## Exercise aim
Across the material below, how many lines contain the word "JSON"? Give only the number.

## Input for this task
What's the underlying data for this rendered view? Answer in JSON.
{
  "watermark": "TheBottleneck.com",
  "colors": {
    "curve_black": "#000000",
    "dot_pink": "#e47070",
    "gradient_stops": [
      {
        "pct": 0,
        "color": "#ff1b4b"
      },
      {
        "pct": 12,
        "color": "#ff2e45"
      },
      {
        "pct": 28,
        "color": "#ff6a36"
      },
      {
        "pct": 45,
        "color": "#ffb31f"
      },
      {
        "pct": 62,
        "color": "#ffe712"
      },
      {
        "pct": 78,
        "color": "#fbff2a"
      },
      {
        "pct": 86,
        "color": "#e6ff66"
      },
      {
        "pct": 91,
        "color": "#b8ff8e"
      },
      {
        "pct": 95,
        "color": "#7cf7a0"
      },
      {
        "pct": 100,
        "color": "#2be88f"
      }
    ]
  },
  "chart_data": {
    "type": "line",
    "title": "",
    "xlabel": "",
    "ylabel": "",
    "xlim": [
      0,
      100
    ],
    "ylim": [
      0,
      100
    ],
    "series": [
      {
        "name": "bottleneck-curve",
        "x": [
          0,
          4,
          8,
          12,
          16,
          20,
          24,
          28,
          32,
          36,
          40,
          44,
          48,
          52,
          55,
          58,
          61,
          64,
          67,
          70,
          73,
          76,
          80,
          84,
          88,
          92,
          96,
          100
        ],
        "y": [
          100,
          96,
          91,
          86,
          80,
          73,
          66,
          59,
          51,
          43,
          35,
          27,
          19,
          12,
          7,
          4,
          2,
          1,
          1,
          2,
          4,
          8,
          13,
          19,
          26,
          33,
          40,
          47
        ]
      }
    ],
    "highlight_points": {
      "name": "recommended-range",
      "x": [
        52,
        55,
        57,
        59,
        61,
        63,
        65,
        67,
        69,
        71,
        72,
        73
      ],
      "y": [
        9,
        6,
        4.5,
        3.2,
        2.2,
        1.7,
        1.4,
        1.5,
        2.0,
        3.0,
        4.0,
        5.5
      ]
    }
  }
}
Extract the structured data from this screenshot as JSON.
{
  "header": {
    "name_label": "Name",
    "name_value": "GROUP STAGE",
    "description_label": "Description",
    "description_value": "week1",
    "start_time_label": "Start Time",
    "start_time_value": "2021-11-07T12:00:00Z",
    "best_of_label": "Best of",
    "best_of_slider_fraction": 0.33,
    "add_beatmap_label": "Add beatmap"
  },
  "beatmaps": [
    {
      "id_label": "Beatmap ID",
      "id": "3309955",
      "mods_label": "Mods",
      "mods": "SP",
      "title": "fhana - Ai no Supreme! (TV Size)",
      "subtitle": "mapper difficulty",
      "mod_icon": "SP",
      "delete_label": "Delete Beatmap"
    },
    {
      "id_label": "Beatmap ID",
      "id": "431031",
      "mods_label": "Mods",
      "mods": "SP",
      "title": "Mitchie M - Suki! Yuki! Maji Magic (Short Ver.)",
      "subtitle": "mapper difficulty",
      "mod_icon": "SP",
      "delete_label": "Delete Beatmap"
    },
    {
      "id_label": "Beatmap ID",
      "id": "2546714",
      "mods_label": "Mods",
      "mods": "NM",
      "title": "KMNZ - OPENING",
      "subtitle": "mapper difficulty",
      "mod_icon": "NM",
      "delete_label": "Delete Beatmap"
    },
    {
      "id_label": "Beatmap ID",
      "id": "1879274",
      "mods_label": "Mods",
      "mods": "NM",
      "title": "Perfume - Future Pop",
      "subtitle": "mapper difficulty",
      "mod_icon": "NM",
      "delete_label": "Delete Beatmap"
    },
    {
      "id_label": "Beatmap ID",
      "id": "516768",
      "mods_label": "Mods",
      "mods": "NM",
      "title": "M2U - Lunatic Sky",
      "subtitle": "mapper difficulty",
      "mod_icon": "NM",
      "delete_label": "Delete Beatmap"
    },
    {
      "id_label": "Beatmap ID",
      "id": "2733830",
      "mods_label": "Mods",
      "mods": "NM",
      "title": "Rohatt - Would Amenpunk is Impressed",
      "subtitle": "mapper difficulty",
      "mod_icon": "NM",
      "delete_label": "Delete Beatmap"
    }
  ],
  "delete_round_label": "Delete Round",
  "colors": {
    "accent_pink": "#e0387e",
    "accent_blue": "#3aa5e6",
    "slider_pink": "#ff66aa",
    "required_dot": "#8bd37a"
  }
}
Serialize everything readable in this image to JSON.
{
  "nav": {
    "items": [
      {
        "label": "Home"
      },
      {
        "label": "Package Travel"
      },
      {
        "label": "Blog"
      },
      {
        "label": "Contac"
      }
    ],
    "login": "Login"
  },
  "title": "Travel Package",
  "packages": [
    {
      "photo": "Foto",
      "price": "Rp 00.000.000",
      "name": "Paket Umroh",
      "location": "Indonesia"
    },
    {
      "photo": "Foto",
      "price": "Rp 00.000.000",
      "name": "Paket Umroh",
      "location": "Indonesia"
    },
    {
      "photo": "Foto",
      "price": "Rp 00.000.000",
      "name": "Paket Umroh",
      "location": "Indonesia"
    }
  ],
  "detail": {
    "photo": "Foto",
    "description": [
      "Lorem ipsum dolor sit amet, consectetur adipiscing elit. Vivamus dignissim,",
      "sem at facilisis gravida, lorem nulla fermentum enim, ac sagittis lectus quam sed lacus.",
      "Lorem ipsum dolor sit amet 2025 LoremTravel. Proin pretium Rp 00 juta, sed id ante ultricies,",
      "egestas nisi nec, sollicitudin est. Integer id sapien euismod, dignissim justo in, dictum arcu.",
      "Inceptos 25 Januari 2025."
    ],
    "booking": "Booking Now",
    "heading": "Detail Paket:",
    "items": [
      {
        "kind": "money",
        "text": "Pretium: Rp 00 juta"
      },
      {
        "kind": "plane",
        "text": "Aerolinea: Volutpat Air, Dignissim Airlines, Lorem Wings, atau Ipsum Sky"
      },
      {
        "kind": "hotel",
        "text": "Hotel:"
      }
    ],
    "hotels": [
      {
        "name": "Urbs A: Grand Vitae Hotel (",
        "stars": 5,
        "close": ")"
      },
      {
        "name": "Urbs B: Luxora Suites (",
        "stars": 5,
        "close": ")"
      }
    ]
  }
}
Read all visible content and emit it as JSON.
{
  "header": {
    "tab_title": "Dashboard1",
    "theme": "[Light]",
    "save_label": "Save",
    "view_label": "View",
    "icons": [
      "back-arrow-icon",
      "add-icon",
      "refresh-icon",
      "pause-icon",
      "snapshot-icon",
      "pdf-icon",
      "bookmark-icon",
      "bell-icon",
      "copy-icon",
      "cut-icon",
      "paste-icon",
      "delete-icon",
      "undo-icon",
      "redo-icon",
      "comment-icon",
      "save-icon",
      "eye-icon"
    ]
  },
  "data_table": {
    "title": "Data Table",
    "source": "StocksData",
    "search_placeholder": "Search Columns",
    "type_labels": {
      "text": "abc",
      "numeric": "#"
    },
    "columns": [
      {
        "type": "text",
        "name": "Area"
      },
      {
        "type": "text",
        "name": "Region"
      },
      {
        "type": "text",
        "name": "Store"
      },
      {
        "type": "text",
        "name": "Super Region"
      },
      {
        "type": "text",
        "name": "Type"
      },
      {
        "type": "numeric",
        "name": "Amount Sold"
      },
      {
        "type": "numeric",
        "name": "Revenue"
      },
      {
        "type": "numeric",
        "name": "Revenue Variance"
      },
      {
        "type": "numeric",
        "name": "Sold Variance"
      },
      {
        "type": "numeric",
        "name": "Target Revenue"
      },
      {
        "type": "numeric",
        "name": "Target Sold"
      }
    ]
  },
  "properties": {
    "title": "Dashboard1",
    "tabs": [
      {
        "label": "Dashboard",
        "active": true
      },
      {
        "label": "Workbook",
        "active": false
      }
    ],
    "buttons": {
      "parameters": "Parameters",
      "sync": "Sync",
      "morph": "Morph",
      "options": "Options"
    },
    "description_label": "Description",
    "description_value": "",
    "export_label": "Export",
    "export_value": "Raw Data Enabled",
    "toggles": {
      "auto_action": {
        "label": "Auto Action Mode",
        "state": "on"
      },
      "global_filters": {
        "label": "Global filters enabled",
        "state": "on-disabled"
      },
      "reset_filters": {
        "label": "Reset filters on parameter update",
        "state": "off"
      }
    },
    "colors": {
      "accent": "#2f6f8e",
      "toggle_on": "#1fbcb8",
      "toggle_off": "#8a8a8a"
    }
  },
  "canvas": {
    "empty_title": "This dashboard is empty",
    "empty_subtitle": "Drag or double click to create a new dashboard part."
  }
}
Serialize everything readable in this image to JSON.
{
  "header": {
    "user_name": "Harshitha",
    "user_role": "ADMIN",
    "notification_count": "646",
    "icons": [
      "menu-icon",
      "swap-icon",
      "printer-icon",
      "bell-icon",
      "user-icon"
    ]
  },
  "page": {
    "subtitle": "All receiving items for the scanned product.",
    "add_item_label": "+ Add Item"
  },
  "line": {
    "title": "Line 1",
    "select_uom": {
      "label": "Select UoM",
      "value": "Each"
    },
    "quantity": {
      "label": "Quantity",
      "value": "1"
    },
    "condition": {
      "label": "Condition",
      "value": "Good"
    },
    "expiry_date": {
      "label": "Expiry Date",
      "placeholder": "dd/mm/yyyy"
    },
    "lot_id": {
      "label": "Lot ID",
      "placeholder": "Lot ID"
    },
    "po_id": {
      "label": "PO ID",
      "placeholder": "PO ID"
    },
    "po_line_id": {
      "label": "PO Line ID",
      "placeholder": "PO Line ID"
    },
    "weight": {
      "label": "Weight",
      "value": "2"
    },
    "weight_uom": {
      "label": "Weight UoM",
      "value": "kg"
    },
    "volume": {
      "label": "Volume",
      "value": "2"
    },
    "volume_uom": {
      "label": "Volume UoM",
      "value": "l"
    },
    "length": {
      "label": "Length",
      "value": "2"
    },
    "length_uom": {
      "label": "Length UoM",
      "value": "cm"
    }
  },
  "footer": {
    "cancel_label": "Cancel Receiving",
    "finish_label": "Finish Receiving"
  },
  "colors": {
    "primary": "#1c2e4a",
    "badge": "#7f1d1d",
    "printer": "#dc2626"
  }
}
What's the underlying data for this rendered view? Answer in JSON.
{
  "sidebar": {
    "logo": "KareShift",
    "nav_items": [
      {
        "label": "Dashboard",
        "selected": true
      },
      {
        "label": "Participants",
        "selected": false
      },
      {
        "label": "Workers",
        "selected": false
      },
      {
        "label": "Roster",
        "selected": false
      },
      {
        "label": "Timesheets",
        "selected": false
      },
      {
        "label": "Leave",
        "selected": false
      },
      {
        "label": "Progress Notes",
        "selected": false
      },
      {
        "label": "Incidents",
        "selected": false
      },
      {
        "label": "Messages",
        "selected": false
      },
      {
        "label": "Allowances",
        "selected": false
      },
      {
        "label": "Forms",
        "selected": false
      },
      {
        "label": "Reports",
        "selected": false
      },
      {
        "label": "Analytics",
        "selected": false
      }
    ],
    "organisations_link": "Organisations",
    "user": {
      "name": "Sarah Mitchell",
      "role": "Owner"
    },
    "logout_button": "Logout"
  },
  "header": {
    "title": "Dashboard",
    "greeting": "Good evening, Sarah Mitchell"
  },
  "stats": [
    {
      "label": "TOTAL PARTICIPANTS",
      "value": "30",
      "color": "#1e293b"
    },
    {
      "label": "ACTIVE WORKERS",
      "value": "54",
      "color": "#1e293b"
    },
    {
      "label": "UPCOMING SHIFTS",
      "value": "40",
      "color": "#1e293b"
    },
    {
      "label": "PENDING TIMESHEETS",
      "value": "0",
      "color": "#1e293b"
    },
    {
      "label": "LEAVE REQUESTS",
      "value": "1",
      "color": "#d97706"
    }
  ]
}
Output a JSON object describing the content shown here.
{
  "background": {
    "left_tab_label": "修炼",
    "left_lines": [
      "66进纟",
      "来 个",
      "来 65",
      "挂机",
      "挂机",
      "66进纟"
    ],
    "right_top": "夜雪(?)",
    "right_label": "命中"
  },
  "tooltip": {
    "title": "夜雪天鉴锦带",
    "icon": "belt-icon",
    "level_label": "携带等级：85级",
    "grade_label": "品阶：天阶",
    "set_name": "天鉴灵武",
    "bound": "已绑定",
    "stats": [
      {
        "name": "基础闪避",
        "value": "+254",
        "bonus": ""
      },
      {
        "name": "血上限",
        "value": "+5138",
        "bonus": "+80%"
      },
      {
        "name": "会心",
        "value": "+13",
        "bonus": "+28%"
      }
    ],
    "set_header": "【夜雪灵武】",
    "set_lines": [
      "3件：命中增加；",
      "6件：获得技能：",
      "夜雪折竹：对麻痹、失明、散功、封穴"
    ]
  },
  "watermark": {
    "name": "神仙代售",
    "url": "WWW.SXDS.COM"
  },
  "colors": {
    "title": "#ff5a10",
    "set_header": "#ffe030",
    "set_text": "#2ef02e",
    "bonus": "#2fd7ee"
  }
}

## Solution for this problem
7